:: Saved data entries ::

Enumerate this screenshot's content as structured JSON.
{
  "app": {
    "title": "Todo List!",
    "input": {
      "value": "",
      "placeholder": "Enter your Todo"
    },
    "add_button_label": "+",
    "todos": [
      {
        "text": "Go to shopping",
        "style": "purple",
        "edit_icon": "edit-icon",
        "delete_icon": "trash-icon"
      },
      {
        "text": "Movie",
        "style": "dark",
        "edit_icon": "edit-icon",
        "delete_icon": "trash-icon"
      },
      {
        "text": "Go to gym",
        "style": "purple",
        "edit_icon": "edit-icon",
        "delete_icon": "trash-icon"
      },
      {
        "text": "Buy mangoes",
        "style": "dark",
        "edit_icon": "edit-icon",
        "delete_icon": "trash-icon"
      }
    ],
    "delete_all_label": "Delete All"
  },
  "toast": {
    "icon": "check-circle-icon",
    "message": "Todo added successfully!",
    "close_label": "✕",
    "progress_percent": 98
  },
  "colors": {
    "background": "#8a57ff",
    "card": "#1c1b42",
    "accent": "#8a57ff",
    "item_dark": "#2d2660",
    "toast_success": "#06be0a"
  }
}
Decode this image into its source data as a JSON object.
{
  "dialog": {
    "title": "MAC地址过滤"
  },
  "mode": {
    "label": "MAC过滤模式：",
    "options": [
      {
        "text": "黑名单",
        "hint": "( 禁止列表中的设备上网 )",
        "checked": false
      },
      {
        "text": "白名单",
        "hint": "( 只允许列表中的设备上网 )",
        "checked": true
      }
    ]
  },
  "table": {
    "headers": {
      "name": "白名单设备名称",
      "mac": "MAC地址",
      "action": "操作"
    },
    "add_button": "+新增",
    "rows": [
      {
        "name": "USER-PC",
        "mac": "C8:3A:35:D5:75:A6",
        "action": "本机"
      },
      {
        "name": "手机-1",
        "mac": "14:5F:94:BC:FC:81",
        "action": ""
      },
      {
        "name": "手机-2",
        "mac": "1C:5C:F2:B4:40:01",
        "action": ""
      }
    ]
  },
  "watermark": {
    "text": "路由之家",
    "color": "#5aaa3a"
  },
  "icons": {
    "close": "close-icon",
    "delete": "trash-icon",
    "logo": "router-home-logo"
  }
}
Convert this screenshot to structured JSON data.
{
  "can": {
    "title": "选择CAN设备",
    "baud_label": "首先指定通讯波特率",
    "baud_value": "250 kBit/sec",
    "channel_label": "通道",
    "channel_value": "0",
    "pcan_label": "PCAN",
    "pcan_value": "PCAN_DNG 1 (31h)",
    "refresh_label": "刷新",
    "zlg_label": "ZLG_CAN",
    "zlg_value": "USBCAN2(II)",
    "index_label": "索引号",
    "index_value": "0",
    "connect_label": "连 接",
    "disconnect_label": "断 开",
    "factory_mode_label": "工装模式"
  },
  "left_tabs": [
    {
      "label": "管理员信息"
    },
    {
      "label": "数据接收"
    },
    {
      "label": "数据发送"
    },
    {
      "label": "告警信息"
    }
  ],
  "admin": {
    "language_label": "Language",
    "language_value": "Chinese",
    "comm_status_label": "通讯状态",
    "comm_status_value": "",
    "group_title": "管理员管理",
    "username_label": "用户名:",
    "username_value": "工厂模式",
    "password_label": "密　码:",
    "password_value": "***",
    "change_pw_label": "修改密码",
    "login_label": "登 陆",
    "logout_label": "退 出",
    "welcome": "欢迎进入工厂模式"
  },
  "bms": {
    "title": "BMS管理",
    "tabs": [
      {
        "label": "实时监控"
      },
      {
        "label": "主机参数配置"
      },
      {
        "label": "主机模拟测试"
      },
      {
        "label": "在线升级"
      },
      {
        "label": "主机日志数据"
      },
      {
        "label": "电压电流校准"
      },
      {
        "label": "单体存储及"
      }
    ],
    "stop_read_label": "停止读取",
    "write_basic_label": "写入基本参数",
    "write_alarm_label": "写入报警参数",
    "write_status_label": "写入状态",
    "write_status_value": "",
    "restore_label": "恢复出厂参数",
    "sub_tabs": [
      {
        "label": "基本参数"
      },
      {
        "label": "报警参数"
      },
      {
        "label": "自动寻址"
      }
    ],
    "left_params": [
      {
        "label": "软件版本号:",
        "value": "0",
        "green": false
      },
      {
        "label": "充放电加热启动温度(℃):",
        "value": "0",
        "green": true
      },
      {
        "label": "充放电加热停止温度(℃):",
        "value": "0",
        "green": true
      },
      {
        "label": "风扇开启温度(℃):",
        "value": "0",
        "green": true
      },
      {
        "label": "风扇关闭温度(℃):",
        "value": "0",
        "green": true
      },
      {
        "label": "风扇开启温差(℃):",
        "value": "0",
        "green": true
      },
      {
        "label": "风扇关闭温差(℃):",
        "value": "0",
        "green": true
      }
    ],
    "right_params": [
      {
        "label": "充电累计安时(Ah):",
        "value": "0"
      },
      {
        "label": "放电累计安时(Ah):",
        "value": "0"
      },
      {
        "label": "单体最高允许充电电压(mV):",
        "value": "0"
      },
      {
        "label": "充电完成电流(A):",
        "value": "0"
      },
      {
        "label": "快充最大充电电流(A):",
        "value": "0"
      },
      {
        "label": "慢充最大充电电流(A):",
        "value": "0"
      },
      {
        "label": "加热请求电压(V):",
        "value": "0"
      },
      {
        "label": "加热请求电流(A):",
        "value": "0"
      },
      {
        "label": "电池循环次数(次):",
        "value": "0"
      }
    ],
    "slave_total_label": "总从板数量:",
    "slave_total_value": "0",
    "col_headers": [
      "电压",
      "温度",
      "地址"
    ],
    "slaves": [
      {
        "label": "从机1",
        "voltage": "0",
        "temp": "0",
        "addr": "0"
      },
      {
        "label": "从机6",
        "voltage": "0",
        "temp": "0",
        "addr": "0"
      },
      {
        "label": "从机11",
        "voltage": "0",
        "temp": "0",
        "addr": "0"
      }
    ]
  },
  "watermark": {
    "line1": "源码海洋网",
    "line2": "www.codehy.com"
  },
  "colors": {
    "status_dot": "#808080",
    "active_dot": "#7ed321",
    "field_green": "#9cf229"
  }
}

:: Aim of the task ::
Every entry should be printed again exactly as written.

:: Completed task ::
Enumerate this screenshot's content as structured JSON.
{
  "app": {
    "title": "Todo List!",
    "input": {
      "value": "",
      "placeholder": "Enter your Todo"
    },
    "add_button_label": "+",
    "todos": [
      {
        "text": "Go to shopping",
        "style": "purple",
        "edit_icon": "edit-icon",
        "delete_icon": "trash-icon"
      },
      {
        "text": "Movie",
        "style": "dark",
        "edit_icon": "edit-icon",
        "delete_icon": "trash-icon"
      },
      {
        "text": "Go to gym",
        "style": "purple",
        "edit_icon": "edit-icon",
        "delete_icon": "trash-icon"
      },
      {
        "text": "Buy mangoes",
        "style": "dark",
        "edit_icon": "edit-icon",
        "delete_icon": "trash-icon"
      }
    ],
    "delete_all_label": "Delete All"
  },
  "toast": {
    "icon": "check-circle-icon",
    "message": "Todo added successfully!",
    "close_label": "✕",
    "progress_percent": 98
  },
  "colors": {
    "background": "#8a57ff",
    "card": "#1c1b42",
    "accent": "#8a57ff",
    "item_dark": "#2d2660",
    "toast_success": "#06be0a"
  }
}
Decode this image into its source data as a JSON object.
{
  "dialog": {
    "title": "MAC地址过滤"
  },
  "mode": {
    "label": "MAC过滤模式：",
    "options": [
      {
        "text": "黑名单",
        "hint": "( 禁止列表中的设备上网 )",
        "checked": false
      },
      {
        "text": "白名单",
        "hint": "( 只允许列表中的设备上网 )",
        "checked": true
      }
    ]
  },
  "table": {
    "headers": {
      "name": "白名单设备名称",
      "mac": "MAC地址",
      "action": "操作"
    },
    "add_button": "+新增",
    "rows": [
      {
        "name": "USER-PC",
        "mac": "C8:3A:35:D5:75:A6",
        "action": "本机"
      },
      {
        "name": "手机-1",
        "mac": "14:5F:94:BC:FC:81",
        "action": ""
      },
      {
        "name": "手机-2",
        "mac": "1C:5C:F2:B4:40:01",
        "action": ""
      }
    ]
  },
  "watermark": {
    "text": "路由之家",
    "color": "#5aaa3a"
  },
  "icons": {
    "close": "close-icon",
    "delete": "trash-icon",
    "logo": "router-home-logo"
  }
}
Convert this screenshot to structured JSON data.
{
  "can": {
    "title": "选择CAN设备",
    "baud_label": "首先指定通讯波特率",
    "baud_value": "250 kBit/sec",
    "channel_label": "通道",
    "channel_value": "0",
    "pcan_label": "PCAN",
    "pcan_value": "PCAN_DNG 1 (31h)",
    "refresh_label": "刷新",
    "zlg_label": "ZLG_CAN",
    "zlg_value": "USBCAN2(II)",
    "index_label": "索引号",
    "index_value": "0",
    "connect_label": "连 接",
    "disconnect_label": "断 开",
    "factory_mode_label": "工装模式"
  },
  "left_tabs": [
    {
      "label": "管理员信息"
    },
    {
      "label": "数据接收"
    },
    {
      "label": "数据发送"
    },
    {
      "label": "告警信息"
    }
  ],
  "admin": {
    "language_label": "Language",
    "language_value": "Chinese",
    "comm_status_label": "通讯状态",
    "comm_status_value": "",
    "group_title": "管理员管理",
    "username_label": "用户名:",
    "username_value": "工厂模式",
    "password_label": "密　码:",
    "password_value": "***",
    "change_pw_label": "修改密码",
    "login_label": "登 陆",
    "logout_label": "退 出",
    "welcome": "欢迎进入工厂模式"
  },
  "bms": {
    "title": "BMS管理",
    "tabs": [
      {
        "label": "实时监控"
      },
      {
        "label": "主机参数配置"
      },
      {
        "label": "主机模拟测试"
      },
      {
        "label": "在线升级"
      },
      {
        "label": "主机日志数据"
      },
      {
        "label": "电压电流校准"
      },
      {
        "label": "单体存储及"
      }
    ],
    "stop_read_label": "停止读取",
    "write_basic_label": "写入基本参数",
    "write_alarm_label": "写入报警参数",
    "write_status_label": "写入状态",
    "write_status_value": "",
    "restore_label": "恢复出厂参数",
    "sub_tabs": [
      {
        "label": "基本参数"
      },
      {
        "label": "报警参数"
      },
      {
        "label": "自动寻址"
      }
    ],
    "left_params": [
      {
        "label": "软件版本号:",
        "value": "0",
        "green": false
      },
      {
        "label": "充放电加热启动温度(℃):",
        "value": "0",
        "green": true
      },
      {
        "label": "充放电加热停止温度(℃):",
        "value": "0",
        "green": true
      },
      {
        "label": "风扇开启温度(℃):",
        "value": "0",
        "green": true
      },
      {
        "label": "风扇关闭温度(℃):",
        "value": "0",
        "green": true
      },
      {
        "label": "风扇开启温差(℃):",
        "value": "0",
        "green": true
      },
      {
        "label": "风扇关闭温差(℃):",
        "value": "0",
        "green": true
      }
    ],
    "right_params": [
      {
        "label": "充电累计安时(Ah):",
        "value": "0"
      },
      {
        "label": "放电累计安时(Ah):",
        "value": "0"
      },
      {
        "label": "单体最高允许充电电压(mV):",
        "value": "0"
      },
      {
        "label": "充电完成电流(A):",
        "value": "0"
      },
      {
        "label": "快充最大充电电流(A):",
        "value": "0"
      },
      {
        "label": "慢充最大充电电流(A):",
        "value": "0"
      },
      {
        "label": "加热请求电压(V):",
        "value": "0"
      },
      {
        "label": "加热请求电流(A):",
        "value": "0"
      },
      {
        "label": "电池循环次数(次):",
        "value": "0"
      }
    ],
    "slave_total_label": "总从板数量:",
    "slave_total_value": "0",
    "col_headers": [
      "电压",
      "温度",
      "地址"
    ],
    "slaves": [
      {
        "label": "从机1",
        "voltage": "0",
        "temp": "0",
        "addr": "0"
      },
      {
        "label": "从机6",
        "voltage": "0",
        "temp": "0",
        "addr": "0"
      },
      {
        "label": "从机11",
        "voltage": "0",
        "temp": "0",
        "addr": "0"
      }
    ]
  },
  "watermark": {
    "line1": "源码海洋网",
    "line2": "www.codehy.com"
  },
  "colors": {
    "status_dot": "#808080",
    "active_dot": "#7ed321",
    "field_green": "#9cf229"
  }
}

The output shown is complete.